The views expressed in our content reflect individual perspectives and do not represent the authoritative views of the Baha'i Faith.

Rainn Wilson, the American actor, comedian, writer, and producer, is best known for his role on the NBC sitcom “The Office” — but he’s also well-known as an active member of the global Baha’i community.

In the cast of “The Office,” Rainn played the infamous role of Dwight Schrute, for which he earned three consecutive Emmy nominations. 

RELATED: What is the Baha’i Faith? An Introduction by Rainn Wilson

As a Baha’i, he takes part in a worldwide religious community which started in the mid-nineteenth century in Persia. Rainn, and the millions of Baha’is around the world, believe in striving for and working towards global peace and unity. Baha’is accept that all the messengers of God — the founders of the world’s great Faiths – serve as the channels of divine inspiration to humanity, and they believe that the most recent of those prophets is Baha’u’llah, the founder of the Baha’i Faith.

I wanted to talk to Rainn about how the teachings of the Baha’i Faith influence his film and television career — and why his faith and spirituality have played such a big part of his successful life in Hollywood. 

Sophia: Can you tell me a little bit about your spiritual journey?

Saved entries:

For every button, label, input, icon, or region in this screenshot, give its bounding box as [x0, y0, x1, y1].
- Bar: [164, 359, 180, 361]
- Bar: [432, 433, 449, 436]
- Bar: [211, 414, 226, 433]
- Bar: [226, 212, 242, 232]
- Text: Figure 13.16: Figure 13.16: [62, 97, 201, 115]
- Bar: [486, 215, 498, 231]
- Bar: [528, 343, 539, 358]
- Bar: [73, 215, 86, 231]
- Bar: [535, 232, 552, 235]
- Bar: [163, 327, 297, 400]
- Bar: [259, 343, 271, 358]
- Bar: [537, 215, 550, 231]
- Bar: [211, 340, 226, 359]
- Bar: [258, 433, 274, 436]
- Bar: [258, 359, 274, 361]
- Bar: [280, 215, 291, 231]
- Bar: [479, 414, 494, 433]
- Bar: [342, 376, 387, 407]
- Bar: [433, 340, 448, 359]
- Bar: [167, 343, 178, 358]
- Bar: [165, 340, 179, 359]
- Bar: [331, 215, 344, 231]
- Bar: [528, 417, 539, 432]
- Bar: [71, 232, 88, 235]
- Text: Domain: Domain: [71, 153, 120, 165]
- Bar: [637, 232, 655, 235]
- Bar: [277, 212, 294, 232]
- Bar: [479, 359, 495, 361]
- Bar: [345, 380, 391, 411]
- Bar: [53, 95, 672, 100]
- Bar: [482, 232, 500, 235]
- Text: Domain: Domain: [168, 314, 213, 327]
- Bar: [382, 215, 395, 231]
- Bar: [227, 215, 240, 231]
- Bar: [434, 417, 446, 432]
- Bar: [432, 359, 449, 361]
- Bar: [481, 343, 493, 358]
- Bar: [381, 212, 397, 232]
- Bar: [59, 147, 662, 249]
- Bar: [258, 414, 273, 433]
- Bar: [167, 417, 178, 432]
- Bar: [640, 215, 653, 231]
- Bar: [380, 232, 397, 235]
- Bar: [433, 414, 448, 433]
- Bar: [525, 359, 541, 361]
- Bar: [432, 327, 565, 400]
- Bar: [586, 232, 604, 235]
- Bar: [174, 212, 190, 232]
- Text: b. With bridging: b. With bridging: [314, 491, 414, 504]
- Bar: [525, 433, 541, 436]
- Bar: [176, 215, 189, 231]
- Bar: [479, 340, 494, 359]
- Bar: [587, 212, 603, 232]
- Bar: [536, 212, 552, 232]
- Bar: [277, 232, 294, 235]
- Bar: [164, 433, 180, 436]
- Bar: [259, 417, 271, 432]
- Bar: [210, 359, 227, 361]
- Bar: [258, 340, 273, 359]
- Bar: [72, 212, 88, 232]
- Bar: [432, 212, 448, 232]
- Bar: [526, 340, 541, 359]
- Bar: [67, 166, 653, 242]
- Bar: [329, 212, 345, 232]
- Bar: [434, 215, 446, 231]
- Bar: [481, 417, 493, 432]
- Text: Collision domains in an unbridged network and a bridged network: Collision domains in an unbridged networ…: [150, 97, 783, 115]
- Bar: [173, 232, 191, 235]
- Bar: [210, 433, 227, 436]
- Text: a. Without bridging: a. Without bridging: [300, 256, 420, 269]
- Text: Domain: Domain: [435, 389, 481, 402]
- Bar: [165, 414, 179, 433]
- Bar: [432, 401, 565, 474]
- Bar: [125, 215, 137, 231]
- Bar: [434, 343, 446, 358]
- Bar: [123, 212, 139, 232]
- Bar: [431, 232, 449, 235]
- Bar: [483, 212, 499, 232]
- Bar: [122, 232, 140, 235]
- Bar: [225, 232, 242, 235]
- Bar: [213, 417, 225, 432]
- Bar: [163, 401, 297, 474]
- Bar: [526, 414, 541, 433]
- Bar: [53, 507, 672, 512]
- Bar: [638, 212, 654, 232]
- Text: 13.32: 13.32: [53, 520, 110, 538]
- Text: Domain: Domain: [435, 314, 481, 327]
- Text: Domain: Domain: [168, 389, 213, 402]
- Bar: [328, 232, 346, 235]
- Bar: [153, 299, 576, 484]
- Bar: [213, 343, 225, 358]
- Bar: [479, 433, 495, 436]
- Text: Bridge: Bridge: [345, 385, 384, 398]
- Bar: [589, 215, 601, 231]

# Using the information
**A)** Decide whether each statement agrees with the article on Rainn Wilson, answering yes or no and quoting the deciding words: (i) Wilson received three consecutive Emmy nominations for playing Dwight Schrute. (ii) The Baha'i Faith began in the early nineteenth century in Persia. (iii) Baha'is hold that Baha'u'llah is the most recent of God's prophets.
**B)** Turn the paragraph of the article on Rainn Wilson that begins "As a Baha’i, he takes part" into a short bulleted list that keeps its main facts.
**C)** Write out the stretch of the article on Rainn Wilson from "I wanted to" through "life in Hollywood.", with no changes.
None of the saved entries are needed.

# Results in order
**A)**
(i) Yes: "for which he earned three consecutive Emmy nominations."
(ii) No: "which started in the mid-nineteenth century in Persia."
(iii) Yes: "they believe that the most recent of those prophets is Baha’u’llah, the founder of the Baha’i Faith."

**B)**
- Wilson belongs to the Baha'i Faith, a worldwide religious community that began in Persia in the mid-nineteenth century.
- He and millions of other Baha'is strive and work toward global peace and unity.
- Baha'is accept all the messengers of God, the founders of the world's great Faiths, as channels of divine inspiration to humanity.
- They believe the most recent of these prophets is Baha'u'llah, the founder of the Baha'i Faith.

**C)**
I wanted to talk to Rainn about how the teachings of the Baha’i Faith influence his film and television career — and why his faith and spirituality have played such a big part of his successful life in Hollywood.